Write the records out again exactly, leaving no images in.

Stored data
┄┄┄┄┄┄┄┄┄┄

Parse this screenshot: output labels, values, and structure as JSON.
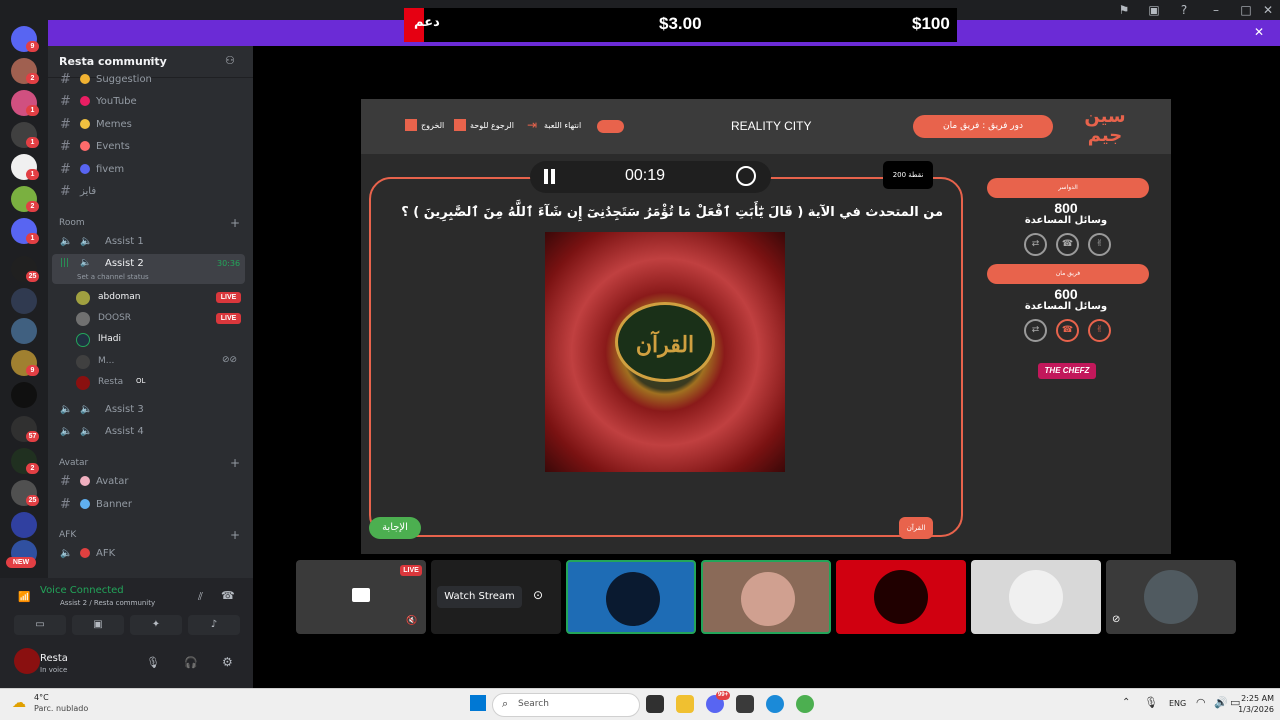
{
  "banner": {
    "donate_label": "دعم",
    "amount_left": "$3.00",
    "amount_right": "$100"
  },
  "rail": {
    "badges": [
      "9",
      "2",
      "1",
      "1",
      "1",
      "2",
      "1",
      "25",
      "9",
      "57",
      "2",
      "25",
      "NEW"
    ]
  },
  "guild": {
    "name": "Resta community"
  },
  "channels": [
    {
      "name": "Suggestion",
      "color": "#f0b232"
    },
    {
      "name": "YouTube",
      "color": "#e91e63"
    },
    {
      "name": "Memes",
      "color": "#f0c040"
    },
    {
      "name": "Events",
      "color": "#ff6b6b"
    },
    {
      "name": "fivem",
      "color": "#5865f2"
    },
    {
      "name": "فايز",
      "color": ""
    }
  ],
  "room": {
    "category": "Room",
    "channels": [
      "Assist 1",
      "Assist 2",
      "Assist 3",
      "Assist 4"
    ],
    "active_timer": "30:36",
    "status_placeholder": "Set a channel status",
    "users": [
      {
        "name": "abdoman",
        "live": "LIVE"
      },
      {
        "name": "DOOSR",
        "live": "LIVE"
      },
      {
        "name": "lHadi",
        "live": ""
      },
      {
        "name": "M...",
        "live": ""
      },
      {
        "name": "Resta",
        "tag": "OL"
      }
    ]
  },
  "avatar_cat": {
    "category": "Avatar",
    "channels": [
      "Avatar",
      "Banner"
    ]
  },
  "afk_cat": {
    "category": "AFK",
    "channels": [
      "AFK"
    ]
  },
  "voice": {
    "title": "Voice Connected",
    "subtitle": "Assist 2 / Resta community"
  },
  "user": {
    "name": "Resta",
    "status": "In voice"
  },
  "game": {
    "title": "REALITY CITY",
    "exit": "الخروج",
    "back": "الرجوع للوحة",
    "end_game": "انتهاء اللعبة",
    "turn": "دور فريق : فريق مان",
    "logo": "سين جيم",
    "timer": "00:19",
    "points": "200 نقطة",
    "question": "من المتحدث في الآية ( قَالَ يَٰٓأَبَتِ ٱفْعَلْ مَا تُؤْمَرُ سَتَجِدُنِىٓ إِن شَآءَ ٱللَّهُ مِنَ ٱلصَّٰبِرِينَ ) ؟",
    "image_text": "القرآن",
    "answer": "الإجابة",
    "category_tag": "القرآن",
    "teams": [
      {
        "name": "الدواسر",
        "score": "800",
        "aids": "وسائل المساعدة"
      },
      {
        "name": "فريق مان",
        "score": "600",
        "aids": "وسائل المساعدة"
      }
    ],
    "sponsor": "THE CHEFZ"
  },
  "tiles": {
    "live": "LIVE",
    "watch": "Watch Stream"
  },
  "taskbar": {
    "weather_temp": "4°C",
    "weather_desc": "Parc. nublado",
    "search": "Search",
    "lang": "ENG",
    "time": "2:25 AM",
    "date": "1/3/2026",
    "discord_badge": "99+"
  }
}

┄┄┄┄┄┄┄┄┄┄

*FULL OUTPUT*.
Parse this screenshot: output labels, values, and structure as JSON.
{
  "banner": {
    "donate_label": "دعم",
    "amount_left": "$3.00",
    "amount_right": "$100"
  },
  "rail": {
    "badges": [
      "9",
      "2",
      "1",
      "1",
      "1",
      "2",
      "1",
      "25",
      "9",
      "57",
      "2",
      "25",
      "NEW"
    ]
  },
  "guild": {
    "name": "Resta community"
  },
  "channels": [
    {
      "name": "Suggestion",
      "color": "#f0b232"
    },
    {
      "name": "YouTube",
      "color": "#e91e63"
    },
    {
      "name": "Memes",
      "color": "#f0c040"
    },
    {
      "name": "Events",
      "color": "#ff6b6b"
    },
    {
      "name": "fivem",
      "color": "#5865f2"
    },
    {
      "name": "فايز",
      "color": ""
    }
  ],
  "room": {
    "category": "Room",
    "channels": [
      "Assist 1",
      "Assist 2",
      "Assist 3",
      "Assist 4"
    ],
    "active_timer": "30:36",
    "status_placeholder": "Set a channel status",
    "users": [
      {
        "name": "abdoman",
        "live": "LIVE"
      },
      {
        "name": "DOOSR",
        "live": "LIVE"
      },
      {
        "name": "lHadi",
        "live": ""
      },
      {
        "name": "M...",
        "live": ""
      },
      {
        "name": "Resta",
        "tag": "OL"
      }
    ]
  },
  "avatar_cat": {
    "category": "Avatar",
    "channels": [
      "Avatar",
      "Banner"
    ]
  },
  "afk_cat": {
    "category": "AFK",
    "channels": [
      "AFK"
    ]
  },
  "voice": {
    "title": "Voice Connected",
    "subtitle": "Assist 2 / Resta community"
  },
  "user": {
    "name": "Resta",
    "status": "In voice"
  },
  "game": {
    "title": "REALITY CITY",
    "exit": "الخروج",
    "back": "الرجوع للوحة",
    "end_game": "انتهاء اللعبة",
    "turn": "دور فريق : فريق مان",
    "logo": "سين جيم",
    "timer": "00:19",
    "points": "200 نقطة",
    "question": "من المتحدث في الآية ( قَالَ يَٰٓأَبَتِ ٱفْعَلْ مَا تُؤْمَرُ سَتَجِدُنِىٓ إِن شَآءَ ٱللَّهُ مِنَ ٱلصَّٰبِرِينَ ) ؟",
    "image_text": "القرآن",
    "answer": "الإجابة",
    "category_tag": "القرآن",
    "teams": [
      {
        "name": "الدواسر",
        "score": "800",
        "aids": "وسائل المساعدة"
      },
      {
        "name": "فريق مان",
        "score": "600",
        "aids": "وسائل المساعدة"
      }
    ],
    "sponsor": "THE CHEFZ"
  },
  "tiles": {
    "live": "LIVE",
    "watch": "Watch Stream"
  },
  "taskbar": {
    "weather_temp": "4°C",
    "weather_desc": "Parc. nublado",
    "search": "Search",
    "lang": "ENG",
    "time": "2:25 AM",
    "date": "1/3/2026",
    "discord_badge": "99+"
  }
}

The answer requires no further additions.